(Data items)
>>>>
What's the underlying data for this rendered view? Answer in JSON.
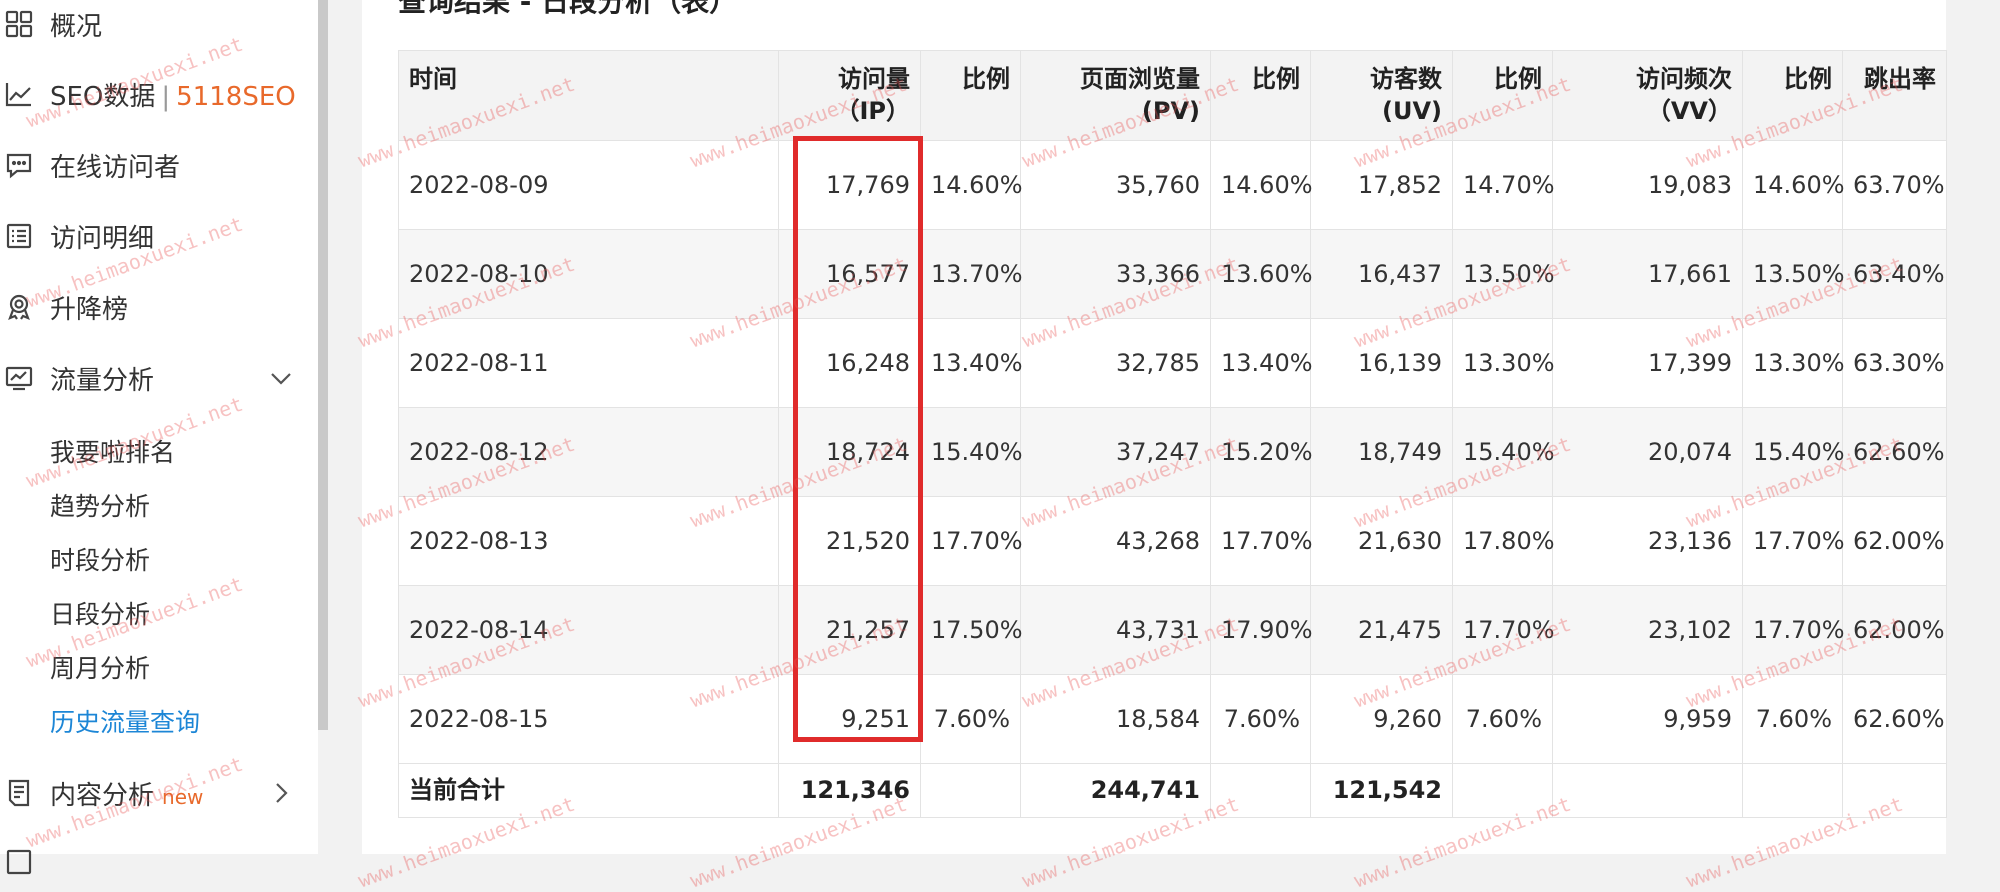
{
  "sidebar": {
    "items": [
      {
        "label": "概况",
        "icon": "grid-icon"
      },
      {
        "label": "SEO数据",
        "separator": "|",
        "brand": "5118SEO",
        "icon": "line-chart-icon"
      },
      {
        "label": "在线访问者",
        "icon": "chat-icon"
      },
      {
        "label": "访问明细",
        "icon": "list-icon"
      },
      {
        "label": "升降榜",
        "icon": "award-icon"
      },
      {
        "label": "流量分析",
        "icon": "monitor-chart-icon",
        "expanded": true
      },
      {
        "label": "内容分析",
        "badge": "new",
        "icon": "document-icon"
      }
    ],
    "traffic_sub_items": [
      "我要啦排名",
      "趋势分析",
      "时段分析",
      "日段分析",
      "周月分析",
      "历史流量查询"
    ],
    "active_sub_item": "历史流量查询",
    "accent_color": "#1c86d6",
    "brand_color": "#e8692b"
  },
  "main": {
    "title": "查询结果 - 日段分析（表）",
    "table": {
      "headers": [
        "时间",
        "访问量（IP）",
        "比例",
        "页面浏览量(PV)",
        "比例",
        "访客数(UV)",
        "比例",
        "访问频次（VV）",
        "比例",
        "跳出率"
      ],
      "rows": [
        [
          "2022-08-09",
          "17,769",
          "14.60%",
          "35,760",
          "14.60%",
          "17,852",
          "14.70%",
          "19,083",
          "14.60%",
          "63.70%"
        ],
        [
          "2022-08-10",
          "16,577",
          "13.70%",
          "33,366",
          "13.60%",
          "16,437",
          "13.50%",
          "17,661",
          "13.50%",
          "63.40%"
        ],
        [
          "2022-08-11",
          "16,248",
          "13.40%",
          "32,785",
          "13.40%",
          "16,139",
          "13.30%",
          "17,399",
          "13.30%",
          "63.30%"
        ],
        [
          "2022-08-12",
          "18,724",
          "15.40%",
          "37,247",
          "15.20%",
          "18,749",
          "15.40%",
          "20,074",
          "15.40%",
          "62.60%"
        ],
        [
          "2022-08-13",
          "21,520",
          "17.70%",
          "43,268",
          "17.70%",
          "21,630",
          "17.80%",
          "23,136",
          "17.70%",
          "62.00%"
        ],
        [
          "2022-08-14",
          "21,257",
          "17.50%",
          "43,731",
          "17.90%",
          "21,475",
          "17.70%",
          "23,102",
          "17.70%",
          "62.00%"
        ],
        [
          "2022-08-15",
          "9,251",
          "7.60%",
          "18,584",
          "7.60%",
          "9,260",
          "7.60%",
          "9,959",
          "7.60%",
          "62.60%"
        ]
      ],
      "total": [
        "当前合计",
        "121,346",
        "",
        "244,741",
        "",
        "121,542",
        "",
        "",
        "",
        ""
      ]
    },
    "highlight_color": "#e02b2b"
  },
  "watermark": "www.heimaoxuexi.net"
}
<<<<
**WHAT NEEDS TO BE DONE**
Leave out all pictures, then copy the remaining material exactly.

**FULL ANSWER**
What's the underlying data for this rendered view? Answer in JSON.
{
  "sidebar": {
    "items": [
      {
        "label": "概况",
        "icon": "grid-icon"
      },
      {
        "label": "SEO数据",
        "separator": "|",
        "brand": "5118SEO",
        "icon": "line-chart-icon"
      },
      {
        "label": "在线访问者",
        "icon": "chat-icon"
      },
      {
        "label": "访问明细",
        "icon": "list-icon"
      },
      {
        "label": "升降榜",
        "icon": "award-icon"
      },
      {
        "label": "流量分析",
        "icon": "monitor-chart-icon",
        "expanded": true
      },
      {
        "label": "内容分析",
        "badge": "new",
        "icon": "document-icon"
      }
    ],
    "traffic_sub_items": [
      "我要啦排名",
      "趋势分析",
      "时段分析",
      "日段分析",
      "周月分析",
      "历史流量查询"
    ],
    "active_sub_item": "历史流量查询",
    "accent_color": "#1c86d6",
    "brand_color": "#e8692b"
  },
  "main": {
    "title": "查询结果 - 日段分析（表）",
    "table": {
      "headers": [
        "时间",
        "访问量（IP）",
        "比例",
        "页面浏览量(PV)",
        "比例",
        "访客数(UV)",
        "比例",
        "访问频次（VV）",
        "比例",
        "跳出率"
      ],
      "rows": [
        [
          "2022-08-09",
          "17,769",
          "14.60%",
          "35,760",
          "14.60%",
          "17,852",
          "14.70%",
          "19,083",
          "14.60%",
          "63.70%"
        ],
        [
          "2022-08-10",
          "16,577",
          "13.70%",
          "33,366",
          "13.60%",
          "16,437",
          "13.50%",
          "17,661",
          "13.50%",
          "63.40%"
        ],
        [
          "2022-08-11",
          "16,248",
          "13.40%",
          "32,785",
          "13.40%",
          "16,139",
          "13.30%",
          "17,399",
          "13.30%",
          "63.30%"
        ],
        [
          "2022-08-12",
          "18,724",
          "15.40%",
          "37,247",
          "15.20%",
          "18,749",
          "15.40%",
          "20,074",
          "15.40%",
          "62.60%"
        ],
        [
          "2022-08-13",
          "21,520",
          "17.70%",
          "43,268",
          "17.70%",
          "21,630",
          "17.80%",
          "23,136",
          "17.70%",
          "62.00%"
        ],
        [
          "2022-08-14",
          "21,257",
          "17.50%",
          "43,731",
          "17.90%",
          "21,475",
          "17.70%",
          "23,102",
          "17.70%",
          "62.00%"
        ],
        [
          "2022-08-15",
          "9,251",
          "7.60%",
          "18,584",
          "7.60%",
          "9,260",
          "7.60%",
          "9,959",
          "7.60%",
          "62.60%"
        ]
      ],
      "total": [
        "当前合计",
        "121,346",
        "",
        "244,741",
        "",
        "121,542",
        "",
        "",
        "",
        ""
      ]
    },
    "highlight_color": "#e02b2b"
  },
  "watermark": "www.heimaoxuexi.net"
}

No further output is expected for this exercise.